*Required work*: Each line of the material below should be reproduced exactly.

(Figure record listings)
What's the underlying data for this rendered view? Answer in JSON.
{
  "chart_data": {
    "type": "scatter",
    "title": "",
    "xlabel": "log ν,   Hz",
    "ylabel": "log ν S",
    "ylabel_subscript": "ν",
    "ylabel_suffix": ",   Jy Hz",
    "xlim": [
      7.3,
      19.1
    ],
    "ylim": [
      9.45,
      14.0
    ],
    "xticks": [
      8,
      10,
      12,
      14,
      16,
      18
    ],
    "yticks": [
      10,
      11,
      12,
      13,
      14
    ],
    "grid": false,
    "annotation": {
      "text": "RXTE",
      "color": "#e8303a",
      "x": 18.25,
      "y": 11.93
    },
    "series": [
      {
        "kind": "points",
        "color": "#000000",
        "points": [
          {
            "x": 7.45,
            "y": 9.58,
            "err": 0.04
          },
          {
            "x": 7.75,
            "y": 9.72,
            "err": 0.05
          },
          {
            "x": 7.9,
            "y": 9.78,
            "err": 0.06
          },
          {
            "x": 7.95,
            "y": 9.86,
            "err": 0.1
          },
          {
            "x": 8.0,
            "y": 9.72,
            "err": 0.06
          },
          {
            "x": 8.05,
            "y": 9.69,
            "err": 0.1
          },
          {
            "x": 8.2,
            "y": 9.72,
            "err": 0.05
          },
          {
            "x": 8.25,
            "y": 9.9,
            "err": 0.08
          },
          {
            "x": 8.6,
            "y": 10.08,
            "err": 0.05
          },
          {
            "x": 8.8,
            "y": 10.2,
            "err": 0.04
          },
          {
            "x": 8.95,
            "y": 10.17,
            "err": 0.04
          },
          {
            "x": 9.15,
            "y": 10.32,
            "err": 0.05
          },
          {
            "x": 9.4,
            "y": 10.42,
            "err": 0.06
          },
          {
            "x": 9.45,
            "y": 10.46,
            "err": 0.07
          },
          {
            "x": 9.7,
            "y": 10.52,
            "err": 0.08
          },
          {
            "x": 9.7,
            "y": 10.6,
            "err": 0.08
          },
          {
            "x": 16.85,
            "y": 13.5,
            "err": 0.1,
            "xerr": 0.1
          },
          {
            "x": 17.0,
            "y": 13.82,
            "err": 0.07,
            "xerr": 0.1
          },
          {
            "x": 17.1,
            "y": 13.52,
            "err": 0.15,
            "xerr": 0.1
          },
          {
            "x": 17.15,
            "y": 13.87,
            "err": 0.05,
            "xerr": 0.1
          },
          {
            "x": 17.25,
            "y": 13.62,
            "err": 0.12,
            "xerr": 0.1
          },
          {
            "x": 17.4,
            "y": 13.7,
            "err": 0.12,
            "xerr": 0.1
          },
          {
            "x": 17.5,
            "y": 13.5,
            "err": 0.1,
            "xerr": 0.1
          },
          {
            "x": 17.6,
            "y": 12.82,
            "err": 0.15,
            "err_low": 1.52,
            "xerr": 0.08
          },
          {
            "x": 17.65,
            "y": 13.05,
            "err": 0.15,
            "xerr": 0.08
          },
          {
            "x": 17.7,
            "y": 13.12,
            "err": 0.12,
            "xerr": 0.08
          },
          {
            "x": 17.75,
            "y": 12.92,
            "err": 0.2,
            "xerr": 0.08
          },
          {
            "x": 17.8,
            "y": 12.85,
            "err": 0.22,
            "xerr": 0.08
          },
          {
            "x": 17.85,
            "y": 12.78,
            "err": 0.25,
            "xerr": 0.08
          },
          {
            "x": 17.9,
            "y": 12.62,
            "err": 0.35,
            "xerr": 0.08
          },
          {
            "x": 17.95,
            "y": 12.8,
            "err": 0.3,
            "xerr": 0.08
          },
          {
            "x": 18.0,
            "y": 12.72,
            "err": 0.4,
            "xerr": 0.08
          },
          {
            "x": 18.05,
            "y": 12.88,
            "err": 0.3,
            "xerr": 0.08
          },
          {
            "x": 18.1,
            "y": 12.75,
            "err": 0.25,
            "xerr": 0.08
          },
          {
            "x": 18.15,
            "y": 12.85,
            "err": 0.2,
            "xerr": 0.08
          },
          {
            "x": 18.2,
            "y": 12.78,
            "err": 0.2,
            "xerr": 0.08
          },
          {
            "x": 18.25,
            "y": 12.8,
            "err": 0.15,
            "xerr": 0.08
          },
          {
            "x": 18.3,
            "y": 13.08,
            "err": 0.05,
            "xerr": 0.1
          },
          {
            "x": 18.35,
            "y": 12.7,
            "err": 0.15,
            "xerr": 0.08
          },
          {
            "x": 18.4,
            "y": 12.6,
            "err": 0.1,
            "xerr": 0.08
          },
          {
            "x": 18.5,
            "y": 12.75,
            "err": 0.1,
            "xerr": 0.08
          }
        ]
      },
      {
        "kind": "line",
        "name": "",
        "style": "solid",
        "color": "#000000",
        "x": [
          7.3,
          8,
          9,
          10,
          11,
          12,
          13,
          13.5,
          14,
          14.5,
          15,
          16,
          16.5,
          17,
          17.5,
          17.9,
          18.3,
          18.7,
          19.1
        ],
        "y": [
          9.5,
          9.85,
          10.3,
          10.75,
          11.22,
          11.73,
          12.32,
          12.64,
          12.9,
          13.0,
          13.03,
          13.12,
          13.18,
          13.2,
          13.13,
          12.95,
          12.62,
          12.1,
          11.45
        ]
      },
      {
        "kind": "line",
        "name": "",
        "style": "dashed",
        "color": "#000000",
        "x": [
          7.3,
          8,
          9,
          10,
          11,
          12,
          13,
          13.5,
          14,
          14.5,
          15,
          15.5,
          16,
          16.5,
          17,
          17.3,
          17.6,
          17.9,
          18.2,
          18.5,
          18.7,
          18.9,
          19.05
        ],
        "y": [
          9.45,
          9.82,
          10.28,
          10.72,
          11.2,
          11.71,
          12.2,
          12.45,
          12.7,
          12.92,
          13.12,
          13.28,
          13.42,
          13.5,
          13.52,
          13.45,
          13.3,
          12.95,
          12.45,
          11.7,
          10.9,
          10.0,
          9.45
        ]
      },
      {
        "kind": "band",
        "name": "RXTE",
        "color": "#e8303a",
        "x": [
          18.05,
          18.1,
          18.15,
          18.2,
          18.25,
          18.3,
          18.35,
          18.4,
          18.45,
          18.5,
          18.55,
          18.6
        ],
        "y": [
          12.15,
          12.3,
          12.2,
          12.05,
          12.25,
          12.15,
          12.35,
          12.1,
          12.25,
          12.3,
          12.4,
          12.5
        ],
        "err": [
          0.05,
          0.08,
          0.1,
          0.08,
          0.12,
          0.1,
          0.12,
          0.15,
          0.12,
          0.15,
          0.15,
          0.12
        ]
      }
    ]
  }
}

*Exercise result*:
What's the underlying data for this rendered view? Answer in JSON.
{
  "chart_data": {
    "type": "scatter",
    "title": "",
    "xlabel": "log ν,   Hz",
    "ylabel": "log ν S",
    "ylabel_subscript": "ν",
    "ylabel_suffix": ",   Jy Hz",
    "xlim": [
      7.3,
      19.1
    ],
    "ylim": [
      9.45,
      14.0
    ],
    "xticks": [
      8,
      10,
      12,
      14,
      16,
      18
    ],
    "yticks": [
      10,
      11,
      12,
      13,
      14
    ],
    "grid": false,
    "annotation": {
      "text": "RXTE",
      "color": "#e8303a",
      "x": 18.25,
      "y": 11.93
    },
    "series": [
      {
        "kind": "points",
        "color": "#000000",
        "points": [
          {
            "x": 7.45,
            "y": 9.58,
            "err": 0.04
          },
          {
            "x": 7.75,
            "y": 9.72,
            "err": 0.05
          },
          {
            "x": 7.9,
            "y": 9.78,
            "err": 0.06
          },
          {
            "x": 7.95,
            "y": 9.86,
            "err": 0.1
          },
          {
            "x": 8.0,
            "y": 9.72,
            "err": 0.06
          },
          {
            "x": 8.05,
            "y": 9.69,
            "err": 0.1
          },
          {
            "x": 8.2,
            "y": 9.72,
            "err": 0.05
          },
          {
            "x": 8.25,
            "y": 9.9,
            "err": 0.08
          },
          {
            "x": 8.6,
            "y": 10.08,
            "err": 0.05
          },
          {
            "x": 8.8,
            "y": 10.2,
            "err": 0.04
          },
          {
            "x": 8.95,
            "y": 10.17,
            "err": 0.04
          },
          {
            "x": 9.15,
            "y": 10.32,
            "err": 0.05
          },
          {
            "x": 9.4,
            "y": 10.42,
            "err": 0.06
          },
          {
            "x": 9.45,
            "y": 10.46,
            "err": 0.07
          },
          {
            "x": 9.7,
            "y": 10.52,
            "err": 0.08
          },
          {
            "x": 9.7,
            "y": 10.6,
            "err": 0.08
          },
          {
            "x": 16.85,
            "y": 13.5,
            "err": 0.1,
            "xerr": 0.1
          },
          {
            "x": 17.0,
            "y": 13.82,
            "err": 0.07,
            "xerr": 0.1
          },
          {
            "x": 17.1,
            "y": 13.52,
            "err": 0.15,
            "xerr": 0.1
          },
          {
            "x": 17.15,
            "y": 13.87,
            "err": 0.05,
            "xerr": 0.1
          },
          {
            "x": 17.25,
            "y": 13.62,
            "err": 0.12,
            "xerr": 0.1
          },
          {
            "x": 17.4,
            "y": 13.7,
            "err": 0.12,
            "xerr": 0.1
          },
          {
            "x": 17.5,
            "y": 13.5,
            "err": 0.1,
            "xerr": 0.1
          },
          {
            "x": 17.6,
            "y": 12.82,
            "err": 0.15,
            "err_low": 1.52,
            "xerr": 0.08
          },
          {
            "x": 17.65,
            "y": 13.05,
            "err": 0.15,
            "xerr": 0.08
          },
          {
            "x": 17.7,
            "y": 13.12,
            "err": 0.12,
            "xerr": 0.08
          },
          {
            "x": 17.75,
            "y": 12.92,
            "err": 0.2,
            "xerr": 0.08
          },
          {
            "x": 17.8,
            "y": 12.85,
            "err": 0.22,
            "xerr": 0.08
          },
          {
            "x": 17.85,
            "y": 12.78,
            "err": 0.25,
            "xerr": 0.08
          },
          {
            "x": 17.9,
            "y": 12.62,
            "err": 0.35,
            "xerr": 0.08
          },
          {
            "x": 17.95,
            "y": 12.8,
            "err": 0.3,
            "xerr": 0.08
          },
          {
            "x": 18.0,
            "y": 12.72,
            "err": 0.4,
            "xerr": 0.08
          },
          {
            "x": 18.05,
            "y": 12.88,
            "err": 0.3,
            "xerr": 0.08
          },
          {
            "x": 18.1,
            "y": 12.75,
            "err": 0.25,
            "xerr": 0.08
          },
          {
            "x": 18.15,
            "y": 12.85,
            "err": 0.2,
            "xerr": 0.08
          },
          {
            "x": 18.2,
            "y": 12.78,
            "err": 0.2,
            "xerr": 0.08
          },
          {
            "x": 18.25,
            "y": 12.8,
            "err": 0.15,
            "xerr": 0.08
          },
          {
            "x": 18.3,
            "y": 13.08,
            "err": 0.05,
            "xerr": 0.1
          },
          {
            "x": 18.35,
            "y": 12.7,
            "err": 0.15,
            "xerr": 0.08
          },
          {
            "x": 18.4,
            "y": 12.6,
            "err": 0.1,
            "xerr": 0.08
          },
          {
            "x": 18.5,
            "y": 12.75,
            "err": 0.1,
            "xerr": 0.08
          }
        ]
      },
      {
        "kind": "line",
        "name": "",
        "style": "solid",
        "color": "#000000",
        "x": [
          7.3,
          8,
          9,
          10,
          11,
          12,
          13,
          13.5,
          14,
          14.5,
          15,
          16,
          16.5,
          17,
          17.5,
          17.9,
          18.3,
          18.7,
          19.1
        ],
        "y": [
          9.5,
          9.85,
          10.3,
          10.75,
          11.22,
          11.73,
          12.32,
          12.64,
          12.9,
          13.0,
          13.03,
          13.12,
          13.18,
          13.2,
          13.13,
          12.95,
          12.62,
          12.1,
          11.45
        ]
      },
      {
        "kind": "line",
        "name": "",
        "style": "dashed",
        "color": "#000000",
        "x": [
          7.3,
          8,
          9,
          10,
          11,
          12,
          13,
          13.5,
          14,
          14.5,
          15,
          15.5,
          16,
          16.5,
          17,
          17.3,
          17.6,
          17.9,
          18.2,
          18.5,
          18.7,
          18.9,
          19.05
        ],
        "y": [
          9.45,
          9.82,
          10.28,
          10.72,
          11.2,
          11.71,
          12.2,
          12.45,
          12.7,
          12.92,
          13.12,
          13.28,
          13.42,
          13.5,
          13.52,
          13.45,
          13.3,
          12.95,
          12.45,
          11.7,
          10.9,
          10.0,
          9.45
        ]
      },
      {
        "kind": "band",
        "name": "RXTE",
        "color": "#e8303a",
        "x": [
          18.05,
          18.1,
          18.15,
          18.2,
          18.25,
          18.3,
          18.35,
          18.4,
          18.45,
          18.5,
          18.55,
          18.6
        ],
        "y": [
          12.15,
          12.3,
          12.2,
          12.05,
          12.25,
          12.15,
          12.35,
          12.1,
          12.25,
          12.3,
          12.4,
          12.5
        ],
        "err": [
          0.05,
          0.08,
          0.1,
          0.08,
          0.12,
          0.1,
          0.12,
          0.15,
          0.12,
          0.15,
          0.15,
          0.12
        ]
      }
    ]
  }
}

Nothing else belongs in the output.